------ Supplied entries ------

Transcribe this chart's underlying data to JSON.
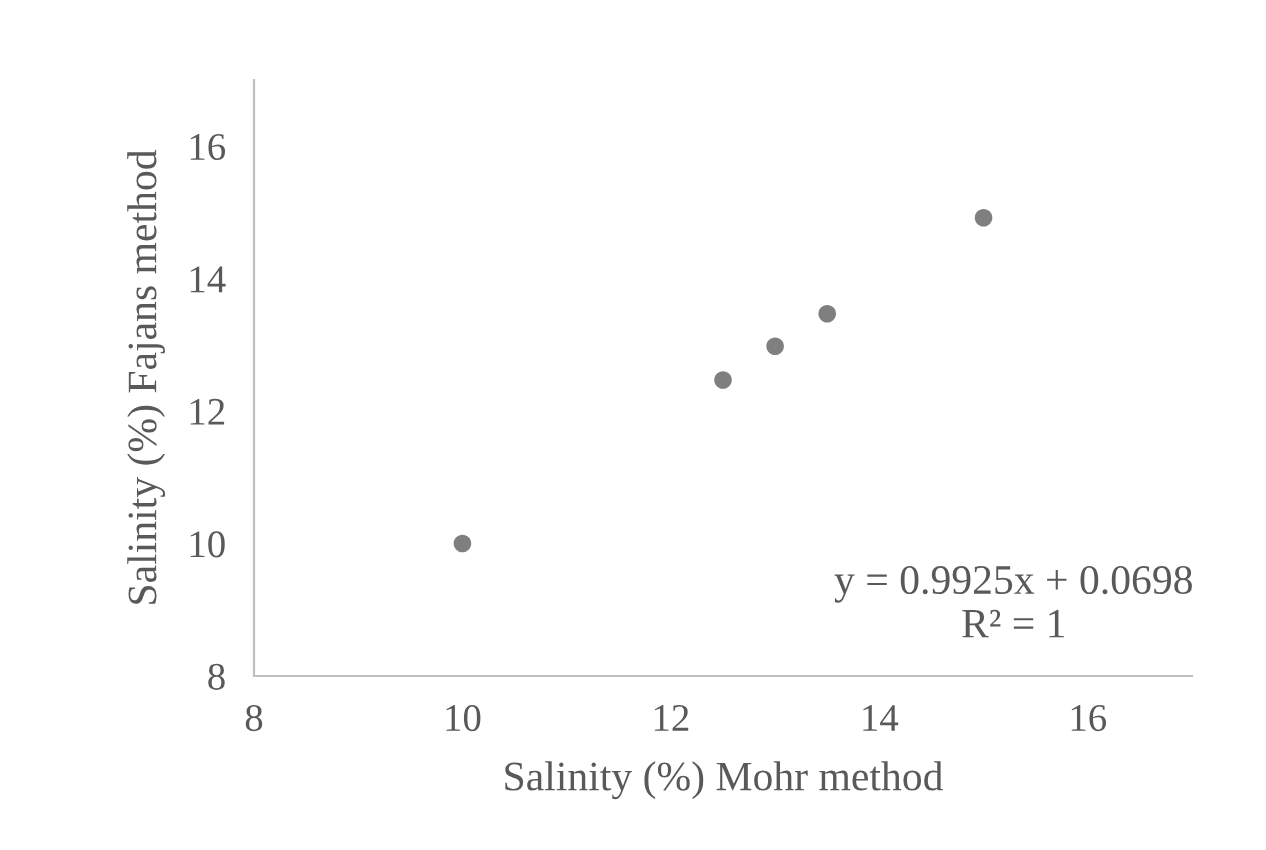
{
  "chart_data": {
    "type": "scatter",
    "xlabel": "Salinity (%) Mohr method",
    "ylabel": "Salinity (%) Fajans method",
    "x": [
      10,
      12.5,
      13,
      13.5,
      15
    ],
    "series": [
      {
        "color": "#7f7f7f",
        "values": [
          10.0,
          12.47,
          12.98,
          13.47,
          14.92
        ]
      }
    ],
    "marker": "circle",
    "xlim": [
      8,
      17
    ],
    "xticks": [
      8,
      10,
      12,
      14,
      16
    ],
    "ylim": [
      8,
      17
    ],
    "yticks": [
      8,
      10,
      12,
      14,
      16
    ],
    "grid": false,
    "legend": false,
    "annotations": [
      "y = 0.9925x + 0.0698\nR² = 1"
    ]
  }
}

------

Leave out all pictures, then copy the remaining material exactly.

Problem solution:
Transcribe this chart's underlying data to JSON.
{
  "chart_data": {
    "type": "scatter",
    "xlabel": "Salinity (%) Mohr method",
    "ylabel": "Salinity (%) Fajans method",
    "x": [
      10,
      12.5,
      13,
      13.5,
      15
    ],
    "series": [
      {
        "color": "#7f7f7f",
        "values": [
          10.0,
          12.47,
          12.98,
          13.47,
          14.92
        ]
      }
    ],
    "marker": "circle",
    "xlim": [
      8,
      17
    ],
    "xticks": [
      8,
      10,
      12,
      14,
      16
    ],
    "ylim": [
      8,
      17
    ],
    "yticks": [
      8,
      10,
      12,
      14,
      16
    ],
    "grid": false,
    "legend": false,
    "annotations": [
      "y = 0.9925x + 0.0698\nR² = 1"
    ]
  }
}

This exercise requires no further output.